▶ **THE TASK**
Wherever the word "category" shows up in a line, please copy that line.

▶ **TASK MATERIAL**
--*--

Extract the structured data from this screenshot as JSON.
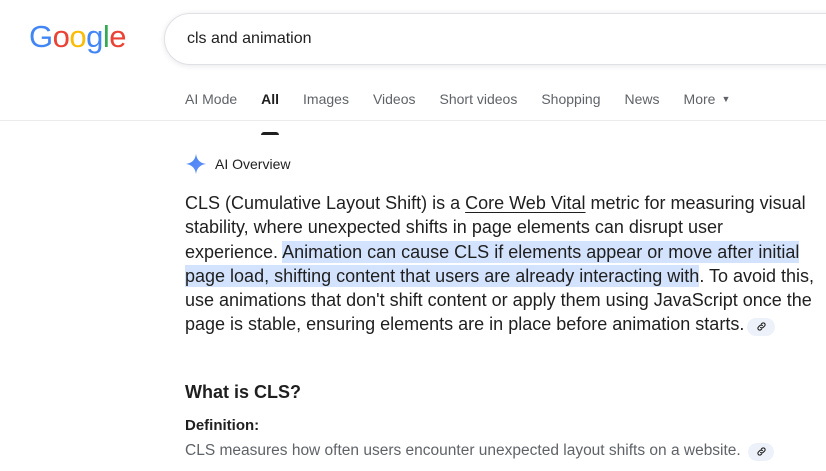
{
  "logo": {
    "letters": [
      "G",
      "o",
      "o",
      "g",
      "l",
      "e"
    ],
    "colors": [
      "#4285F4",
      "#EA4335",
      "#FBBC05",
      "#4285F4",
      "#34A853",
      "#EA4335"
    ]
  },
  "search": {
    "query": "cls and animation"
  },
  "tabs": [
    {
      "label": "AI Mode"
    },
    {
      "label": "All"
    },
    {
      "label": "Images"
    },
    {
      "label": "Videos"
    },
    {
      "label": "Short videos"
    },
    {
      "label": "Shopping"
    },
    {
      "label": "News"
    },
    {
      "label": "More"
    }
  ],
  "ai_overview": {
    "label": "AI Overview",
    "icon": "sparkle-icon",
    "paragraph": {
      "part1": "CLS (Cumulative Layout Shift) is a ",
      "link": "Core Web Vital",
      "part2": " metric for measuring visual stability, where unexpected shifts in page elements can disrupt user experience. ",
      "highlight": "Animation can cause CLS if elements appear or move after initial page load, shifting content that users are already interacting with",
      "part3": ". To avoid this, use animations that don't shift content or apply them using JavaScript once the page is stable, ensuring elements are in place before animation starts."
    },
    "section_title": "What is CLS?",
    "definition_label": "Definition:",
    "definition_text": "CLS measures how often users encounter unexpected layout shifts on a website."
  },
  "colors": {
    "highlight": "#d3e3fd",
    "chip": "#edf2fa",
    "accent_blue": "#4285F4"
  }
}
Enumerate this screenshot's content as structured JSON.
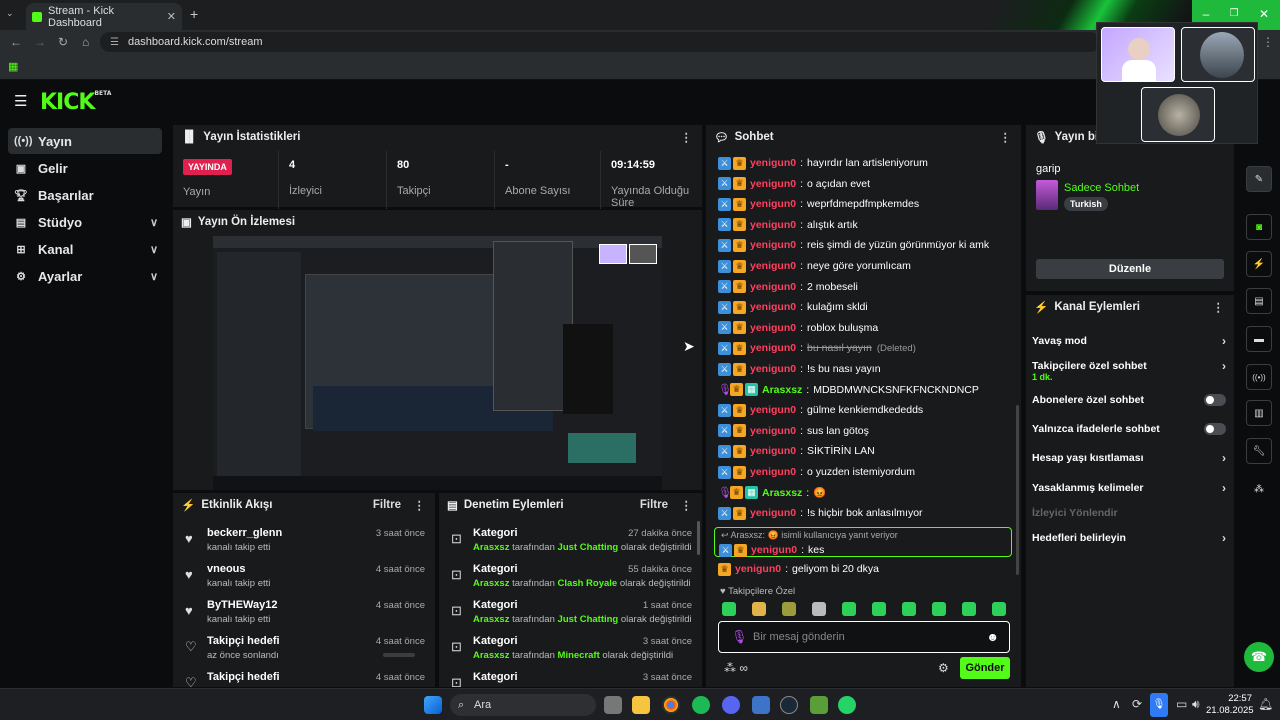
{
  "browser": {
    "tab_title": "Stream - Kick Dashboard",
    "url": "dashboard.kick.com/stream"
  },
  "brand": {
    "logo": "KICK",
    "beta": "BETA",
    "accent": "#53fc18",
    "live_color": "#e0214f"
  },
  "sidebar": {
    "items": [
      {
        "label": "Yayın",
        "active": true
      },
      {
        "label": "Gelir"
      },
      {
        "label": "Başarılar"
      },
      {
        "label": "Stüdyo"
      },
      {
        "label": "Kanal"
      },
      {
        "label": "Ayarlar"
      }
    ]
  },
  "stats": {
    "title": "Yayın İstatistikleri",
    "status_badge": "YAYINDA",
    "status_label": "Yayın",
    "cells": [
      {
        "value": "4",
        "label": "İzleyici"
      },
      {
        "value": "80",
        "label": "Takipçi"
      },
      {
        "value": "-",
        "label": "Abone Sayısı"
      },
      {
        "value": "09:14:59",
        "label": "Yayında Olduğu Süre"
      }
    ]
  },
  "preview": {
    "title": "Yayın Ön İzlemesi"
  },
  "activity": {
    "title": "Etkinlik Akışı",
    "filter": "Filtre",
    "items": [
      {
        "title": "beckerr_glenn",
        "sub": "kanalı takip etti",
        "time": "3 saat önce",
        "icon": "heart-icon"
      },
      {
        "title": "vneous",
        "sub": "kanalı takip etti",
        "time": "4 saat önce",
        "icon": "heart-icon"
      },
      {
        "title": "ByTHEWay12",
        "sub": "kanalı takip etti",
        "time": "4 saat önce",
        "icon": "heart-icon"
      },
      {
        "title": "Takipçi hedefi",
        "sub": "az önce sonlandı",
        "time": "4 saat önce",
        "icon": "heart-outline-icon"
      },
      {
        "title": "Takipçi hedefi",
        "sub": "",
        "time": "4 saat önce",
        "icon": "heart-outline-icon"
      }
    ]
  },
  "moderation": {
    "title": "Denetim Eylemleri",
    "filter": "Filtre",
    "items": [
      {
        "title": "Kategori",
        "time": "27 dakika önce",
        "actor": "Arasxsz",
        "mid": "tarafından",
        "category": "Just Chatting",
        "tail": "olarak değiştirildi"
      },
      {
        "title": "Kategori",
        "time": "55 dakika önce",
        "actor": "Arasxsz",
        "mid": "tarafından",
        "category": "Clash Royale",
        "tail": "olarak değiştirildi"
      },
      {
        "title": "Kategori",
        "time": "1 saat önce",
        "actor": "Arasxsz",
        "mid": "tarafından",
        "category": "Just Chatting",
        "tail": "olarak değiştirildi"
      },
      {
        "title": "Kategori",
        "time": "3 saat önce",
        "actor": "Arasxsz",
        "mid": "tarafından",
        "category": "Minecraft",
        "tail": "olarak değiştirildi"
      },
      {
        "title": "Kategori",
        "time": "3 saat önce",
        "actor": "",
        "mid": "",
        "category": "",
        "tail": ""
      }
    ]
  },
  "chat": {
    "title": "Sohbet",
    "messages": [
      {
        "user": "yenigun0",
        "text": "hayırdır lan artisleniyorum"
      },
      {
        "user": "yenigun0",
        "text": "o açıdan evet"
      },
      {
        "user": "yenigun0",
        "text": "weprfdmepdfmpkemdes"
      },
      {
        "user": "yenigun0",
        "text": "alıştık artık"
      },
      {
        "user": "yenigun0",
        "text": "reis şimdi de yüzün görünmüyor ki amk"
      },
      {
        "user": "yenigun0",
        "text": "neye göre yorumlıcam"
      },
      {
        "user": "yenigun0",
        "text": "2 mobeseli"
      },
      {
        "user": "yenigun0",
        "text": "kulağım skldi"
      },
      {
        "user": "yenigun0",
        "text": "roblox buluşma"
      },
      {
        "user": "yenigun0",
        "text": "bu nasıl yayın",
        "deleted": true,
        "note": "(Deleted)"
      },
      {
        "user": "yenigun0",
        "text": "!s bu nası yayın"
      },
      {
        "user": "Arasxsz",
        "text": "MDBDMWNCKSNFKFNCKNDNCP",
        "owner": true
      },
      {
        "user": "yenigun0",
        "text": "gülme kenkiemdkededds"
      },
      {
        "user": "yenigun0",
        "text": "sus lan götoş"
      },
      {
        "user": "yenigun0",
        "text": "SİKTİRİN LAN"
      },
      {
        "user": "yenigun0",
        "text": "o yuzden istemiyordum"
      },
      {
        "user": "Arasxsz",
        "text": "😡",
        "owner": true
      },
      {
        "user": "yenigun0",
        "text": "!s hiçbir bok anlasılmıyor"
      }
    ],
    "reply": {
      "header": "Arasxsz: 😡 isimli kullanıcıya yanıt veriyor",
      "user": "yenigun0",
      "text": "kes"
    },
    "last": {
      "user": "yenigun0",
      "text": "geliyom bi 20 dkya"
    },
    "followers_only": "Takipçilere Özel",
    "input_placeholder": "Bir mesaj gönderin",
    "send": "Gönder"
  },
  "stream_info": {
    "title": "Yayın bilgisi",
    "stream_title": "garip",
    "category": "Sadece Sohbet",
    "tag": "Turkish",
    "edit": "Düzenle"
  },
  "channel_actions": {
    "title": "Kanal Eylemleri",
    "items": [
      {
        "label": "Yavaş mod",
        "type": "chevron"
      },
      {
        "label": "Takipçilere özel sohbet",
        "sub": "1 dk.",
        "type": "chevron"
      },
      {
        "label": "Abonelere özel sohbet",
        "type": "toggle"
      },
      {
        "label": "Yalnızca ifadelerle sohbet",
        "type": "toggle"
      },
      {
        "label": "Hesap yaşı kısıtlaması",
        "type": "chevron"
      },
      {
        "label": "Yasaklanmış kelimeler",
        "type": "chevron"
      },
      {
        "label": "İzleyici Yönlendir",
        "type": "disabled"
      },
      {
        "label": "Hedefleri belirleyin",
        "type": "chevron"
      }
    ]
  },
  "taskbar": {
    "search": "Ara",
    "time": "22:57",
    "date": "21.08.2025"
  }
}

--*--

▶ **EXERCISE ANSWER**
        "category": "Just Chatting",
        "category": "Clash Royale",
        "category": "Just Chatting",
        "category": "Minecraft",
        "category": "",
    "category": "Sadece Sohbet",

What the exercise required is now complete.